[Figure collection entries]
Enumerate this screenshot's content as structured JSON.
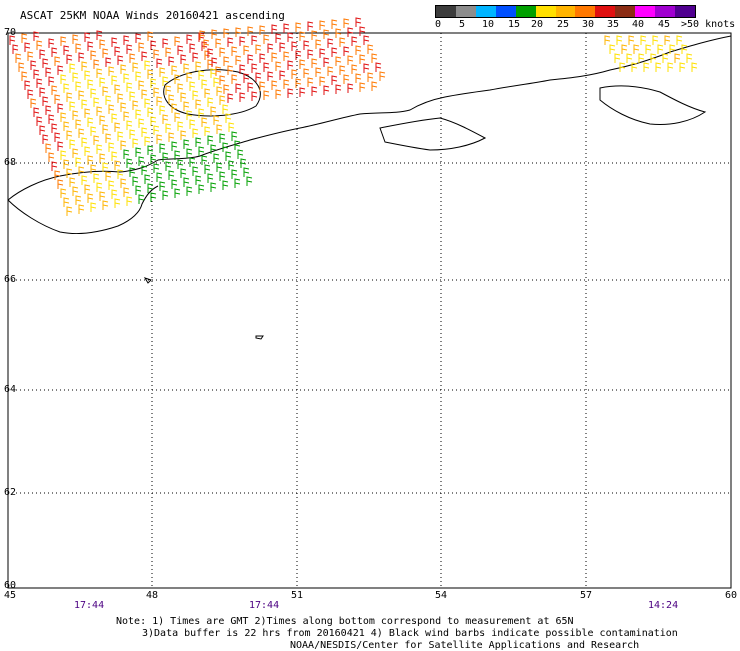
{
  "header": {
    "title": "ASCAT 25KM NOAA Winds 20160421 ascending"
  },
  "scale": {
    "labels": [
      "0",
      "5",
      "10",
      "15",
      "20",
      "25",
      "30",
      "35",
      "40",
      "45",
      ">50 knots"
    ],
    "colors": [
      "#3c3c3c",
      "#8c8c8c",
      "#00b4ff",
      "#0050ff",
      "#00a000",
      "#ffe000",
      "#ffb400",
      "#ff7800",
      "#e01010",
      "#8b2c14",
      "#ff00ff",
      "#a000d0",
      "#500090"
    ]
  },
  "axes": {
    "x_ticks": [
      "45",
      "48",
      "51",
      "54",
      "57",
      "60"
    ],
    "y_ticks": [
      "70",
      "68",
      "66",
      "64",
      "62",
      "60"
    ]
  },
  "times": [
    "17:44",
    "17:44",
    "14:24"
  ],
  "notes": {
    "line1": "Note: 1) Times are GMT 2)Times along bottom correspond to measurement at 65N",
    "line2": "3)Data buffer is 22 hrs from 20160421 4) Black wind barbs indicate possible contamination",
    "line3": "NOAA/NESDIS/Center for Satellite Applications and Research"
  }
}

** EXERCISE TASK **
Sift through the entries and copy every line with "NOAA".

** OUTPUT FOR THIS TASK **
    "title": "ASCAT 25KM NOAA Winds 20160421 ascending"
    "line3": "NOAA/NESDIS/Center for Satellite Applications and Research"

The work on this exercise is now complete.